__To be done__
Copy out all lines with the word "this" in them.
** BEGIN **
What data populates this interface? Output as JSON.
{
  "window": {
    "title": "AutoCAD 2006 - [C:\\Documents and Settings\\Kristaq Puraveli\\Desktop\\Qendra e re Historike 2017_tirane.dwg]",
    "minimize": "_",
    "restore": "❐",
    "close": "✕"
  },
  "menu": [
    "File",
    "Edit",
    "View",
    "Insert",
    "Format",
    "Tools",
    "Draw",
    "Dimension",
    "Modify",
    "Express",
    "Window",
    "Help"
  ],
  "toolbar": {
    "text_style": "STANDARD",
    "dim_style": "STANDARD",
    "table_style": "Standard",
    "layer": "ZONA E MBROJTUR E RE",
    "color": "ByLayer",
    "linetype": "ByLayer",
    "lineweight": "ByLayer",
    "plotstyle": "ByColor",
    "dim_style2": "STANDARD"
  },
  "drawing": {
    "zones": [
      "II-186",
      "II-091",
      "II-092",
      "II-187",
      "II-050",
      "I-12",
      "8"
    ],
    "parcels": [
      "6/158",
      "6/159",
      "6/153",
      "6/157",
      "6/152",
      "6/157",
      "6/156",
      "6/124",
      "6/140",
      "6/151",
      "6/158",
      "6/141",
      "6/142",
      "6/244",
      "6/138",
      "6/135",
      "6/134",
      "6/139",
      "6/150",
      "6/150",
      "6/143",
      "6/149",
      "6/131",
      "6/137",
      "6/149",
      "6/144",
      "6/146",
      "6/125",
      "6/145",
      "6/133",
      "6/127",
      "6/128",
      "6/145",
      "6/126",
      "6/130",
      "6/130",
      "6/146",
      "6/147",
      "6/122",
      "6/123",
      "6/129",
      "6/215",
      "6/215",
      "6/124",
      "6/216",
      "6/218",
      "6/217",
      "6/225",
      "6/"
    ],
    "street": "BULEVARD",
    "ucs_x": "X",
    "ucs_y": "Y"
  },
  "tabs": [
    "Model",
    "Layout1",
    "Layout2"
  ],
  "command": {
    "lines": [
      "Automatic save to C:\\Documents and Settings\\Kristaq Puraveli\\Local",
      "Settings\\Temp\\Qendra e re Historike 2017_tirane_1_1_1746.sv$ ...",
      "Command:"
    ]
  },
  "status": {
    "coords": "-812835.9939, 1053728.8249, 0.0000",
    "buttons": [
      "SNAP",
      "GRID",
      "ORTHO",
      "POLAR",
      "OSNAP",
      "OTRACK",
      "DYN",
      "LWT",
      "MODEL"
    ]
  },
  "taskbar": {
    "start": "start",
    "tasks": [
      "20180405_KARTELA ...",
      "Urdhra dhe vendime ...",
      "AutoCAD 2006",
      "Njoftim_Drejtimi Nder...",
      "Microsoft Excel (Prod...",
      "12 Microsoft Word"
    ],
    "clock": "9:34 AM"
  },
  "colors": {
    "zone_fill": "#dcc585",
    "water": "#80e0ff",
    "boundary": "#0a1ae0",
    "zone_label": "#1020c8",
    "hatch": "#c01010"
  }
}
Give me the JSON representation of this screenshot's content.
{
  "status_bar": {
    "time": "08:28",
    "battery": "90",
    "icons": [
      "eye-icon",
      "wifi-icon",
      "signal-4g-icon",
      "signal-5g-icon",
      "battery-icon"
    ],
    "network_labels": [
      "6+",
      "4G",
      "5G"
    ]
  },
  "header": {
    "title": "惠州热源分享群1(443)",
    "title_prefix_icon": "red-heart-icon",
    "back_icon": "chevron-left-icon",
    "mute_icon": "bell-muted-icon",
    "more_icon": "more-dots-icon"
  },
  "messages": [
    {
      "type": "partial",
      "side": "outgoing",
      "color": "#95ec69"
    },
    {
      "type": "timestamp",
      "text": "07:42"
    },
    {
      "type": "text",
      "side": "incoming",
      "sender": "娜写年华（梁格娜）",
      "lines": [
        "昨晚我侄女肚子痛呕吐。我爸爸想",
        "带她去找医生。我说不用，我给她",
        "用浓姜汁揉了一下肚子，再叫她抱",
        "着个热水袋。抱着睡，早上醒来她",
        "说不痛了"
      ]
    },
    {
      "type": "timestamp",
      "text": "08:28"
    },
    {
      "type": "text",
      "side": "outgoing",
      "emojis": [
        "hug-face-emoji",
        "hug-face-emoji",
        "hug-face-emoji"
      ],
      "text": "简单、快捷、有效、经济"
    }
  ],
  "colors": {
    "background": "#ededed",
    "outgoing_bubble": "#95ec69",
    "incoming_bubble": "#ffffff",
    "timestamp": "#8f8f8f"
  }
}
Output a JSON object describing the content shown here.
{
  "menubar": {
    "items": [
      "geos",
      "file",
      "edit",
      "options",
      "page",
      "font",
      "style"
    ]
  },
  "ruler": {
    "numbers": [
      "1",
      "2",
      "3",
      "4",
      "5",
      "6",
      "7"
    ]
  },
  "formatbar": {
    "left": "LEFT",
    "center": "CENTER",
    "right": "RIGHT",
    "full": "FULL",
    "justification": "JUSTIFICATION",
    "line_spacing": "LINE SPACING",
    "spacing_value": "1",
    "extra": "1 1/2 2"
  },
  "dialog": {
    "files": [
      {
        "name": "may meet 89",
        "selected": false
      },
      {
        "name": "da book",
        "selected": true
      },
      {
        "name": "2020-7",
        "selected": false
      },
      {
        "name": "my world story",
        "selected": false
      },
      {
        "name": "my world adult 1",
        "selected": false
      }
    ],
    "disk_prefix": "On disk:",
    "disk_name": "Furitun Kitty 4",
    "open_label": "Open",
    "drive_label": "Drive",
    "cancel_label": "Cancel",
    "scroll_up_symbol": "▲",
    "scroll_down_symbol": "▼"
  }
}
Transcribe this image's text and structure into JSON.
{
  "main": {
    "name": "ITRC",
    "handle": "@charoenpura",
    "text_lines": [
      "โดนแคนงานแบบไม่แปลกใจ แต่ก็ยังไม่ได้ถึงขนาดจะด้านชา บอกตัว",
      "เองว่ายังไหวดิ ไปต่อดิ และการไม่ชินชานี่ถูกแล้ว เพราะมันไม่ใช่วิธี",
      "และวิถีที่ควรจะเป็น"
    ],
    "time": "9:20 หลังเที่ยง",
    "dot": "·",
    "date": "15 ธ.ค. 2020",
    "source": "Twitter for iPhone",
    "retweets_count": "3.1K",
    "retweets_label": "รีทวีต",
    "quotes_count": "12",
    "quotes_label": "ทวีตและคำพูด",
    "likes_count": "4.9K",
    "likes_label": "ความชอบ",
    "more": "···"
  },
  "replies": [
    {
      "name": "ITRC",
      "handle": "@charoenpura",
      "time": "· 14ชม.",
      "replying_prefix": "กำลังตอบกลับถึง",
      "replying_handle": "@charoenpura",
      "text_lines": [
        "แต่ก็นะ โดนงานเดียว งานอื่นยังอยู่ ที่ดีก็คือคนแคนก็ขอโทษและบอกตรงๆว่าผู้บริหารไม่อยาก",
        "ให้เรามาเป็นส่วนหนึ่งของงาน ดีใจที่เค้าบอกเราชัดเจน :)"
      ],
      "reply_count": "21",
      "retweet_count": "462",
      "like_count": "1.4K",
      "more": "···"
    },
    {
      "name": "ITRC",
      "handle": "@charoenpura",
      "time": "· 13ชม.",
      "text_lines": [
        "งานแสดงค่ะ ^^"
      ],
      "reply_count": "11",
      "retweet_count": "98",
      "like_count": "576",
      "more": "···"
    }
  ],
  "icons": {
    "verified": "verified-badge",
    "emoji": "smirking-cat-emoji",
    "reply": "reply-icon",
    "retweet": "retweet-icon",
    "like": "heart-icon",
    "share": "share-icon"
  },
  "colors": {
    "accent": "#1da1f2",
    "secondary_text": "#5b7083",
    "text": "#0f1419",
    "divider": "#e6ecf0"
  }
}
** END **
__Solution below__
What data populates this interface? Output as JSON.
Give me the JSON representation of this screenshot's content.
Transcribe this image's text and structure into JSON.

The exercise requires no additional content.